▶ [What the task requires]:
Reproduce each of the records below word for word, keeping every line unchanged.

Saved entries
** START **
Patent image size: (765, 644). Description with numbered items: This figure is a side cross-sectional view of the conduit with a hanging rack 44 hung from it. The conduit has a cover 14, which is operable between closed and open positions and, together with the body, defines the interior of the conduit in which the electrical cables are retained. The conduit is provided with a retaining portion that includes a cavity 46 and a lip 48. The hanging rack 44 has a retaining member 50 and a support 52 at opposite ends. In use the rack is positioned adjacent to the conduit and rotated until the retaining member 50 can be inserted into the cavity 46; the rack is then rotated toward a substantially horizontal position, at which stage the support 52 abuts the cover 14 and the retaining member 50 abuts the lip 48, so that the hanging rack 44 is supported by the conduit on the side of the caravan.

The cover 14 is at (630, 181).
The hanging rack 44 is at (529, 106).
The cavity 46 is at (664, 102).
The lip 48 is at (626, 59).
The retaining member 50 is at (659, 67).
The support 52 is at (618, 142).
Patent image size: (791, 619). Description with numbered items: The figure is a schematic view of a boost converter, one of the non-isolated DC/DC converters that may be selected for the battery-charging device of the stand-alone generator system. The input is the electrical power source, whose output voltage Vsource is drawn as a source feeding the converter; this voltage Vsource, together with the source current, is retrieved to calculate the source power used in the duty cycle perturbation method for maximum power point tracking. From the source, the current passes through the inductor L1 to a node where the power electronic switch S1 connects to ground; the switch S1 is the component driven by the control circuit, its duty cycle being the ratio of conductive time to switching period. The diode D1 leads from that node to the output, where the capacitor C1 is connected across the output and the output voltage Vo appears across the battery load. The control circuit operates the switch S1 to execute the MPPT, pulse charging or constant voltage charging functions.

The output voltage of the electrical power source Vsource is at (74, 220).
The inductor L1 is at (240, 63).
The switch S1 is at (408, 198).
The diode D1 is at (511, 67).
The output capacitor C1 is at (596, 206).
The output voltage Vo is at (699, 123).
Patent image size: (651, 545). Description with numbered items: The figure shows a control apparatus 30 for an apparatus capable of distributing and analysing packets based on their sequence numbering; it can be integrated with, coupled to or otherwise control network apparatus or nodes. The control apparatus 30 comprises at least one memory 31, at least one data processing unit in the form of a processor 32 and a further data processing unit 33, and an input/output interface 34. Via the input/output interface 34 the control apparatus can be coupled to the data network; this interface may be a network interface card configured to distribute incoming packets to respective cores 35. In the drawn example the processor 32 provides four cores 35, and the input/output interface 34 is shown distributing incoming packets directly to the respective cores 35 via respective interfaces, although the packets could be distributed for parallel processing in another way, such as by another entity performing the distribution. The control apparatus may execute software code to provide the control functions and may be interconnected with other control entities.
** END **
▶ [Answer]:
Patent image size: (765, 644). Description with numbered items: This figure is a side cross-sectional view of the conduit with a hanging rack 44 hung from it. The conduit has a cover 14, which is operable between closed and open positions and, together with the body, defines the interior of the conduit in which the electrical cables are retained. The conduit is provided with a retaining portion that includes a cavity 46 and a lip 48. The hanging rack 44 has a retaining member 50 and a support 52 at opposite ends. In use the rack is positioned adjacent to the conduit and rotated until the retaining member 50 can be inserted into the cavity 46; the rack is then rotated toward a substantially horizontal position, at which stage the support 52 abuts the cover 14 and the retaining member 50 abuts the lip 48, so that the hanging rack 44 is supported by the conduit on the side of the caravan.

The cover 14 is at (630, 181).
The hanging rack 44 is at (529, 106).
The cavity 46 is at (664, 102).
The lip 48 is at (626, 59).
The retaining member 50 is at (659, 67).
The support 52 is at (618, 142).
Patent image size: (791, 619). Description with numbered items: The figure is a schematic view of a boost converter, one of the non-isolated DC/DC converters that may be selected for the battery-charging device of the stand-alone generator system. The input is the electrical power source, whose output voltage Vsource is drawn as a source feeding the converter; this voltage Vsource, together with the source current, is retrieved to calculate the source power used in the duty cycle perturbation method for maximum power point tracking. From the source, the current passes through the inductor L1 to a node where the power electronic switch S1 connects to ground; the switch S1 is the component driven by the control circuit, its duty cycle being the ratio of conductive time to switching period. The diode D1 leads from that node to the output, where the capacitor C1 is connected across the output and the output voltage Vo appears across the battery load. The control circuit operates the switch S1 to execute the MPPT, pulse charging or constant voltage charging functions.

The output voltage of the electrical power source Vsource is at (74, 220).
The inductor L1 is at (240, 63).
The switch S1 is at (408, 198).
The diode D1 is at (511, 67).
The output capacitor C1 is at (596, 206).
The output voltage Vo is at (699, 123).
Patent image size: (651, 545). Description with numbered items: The figure shows a control apparatus 30 for an apparatus capable of distributing and analysing packets based on their sequence numbering; it can be integrated with, coupled to or otherwise control network apparatus or nodes. The control apparatus 30 comprises at least one memory 31, at least one data processing unit in the form of a processor 32 and a further data processing unit 33, and an input/output interface 34. Via the input/output interface 34 the control apparatus can be coupled to the data network; this interface may be a network interface card configured to distribute incoming packets to respective cores 35. In the drawn example the processor 32 provides four cores 35, and the input/output interface 34 is shown distributing incoming packets directly to the respective cores 35 via respective interfaces, although the packets could be distributed for parallel processing in another way, such as by another entity performing the distribution. The control apparatus may execute software code to provide the control functions and may be interconnected with other control entities.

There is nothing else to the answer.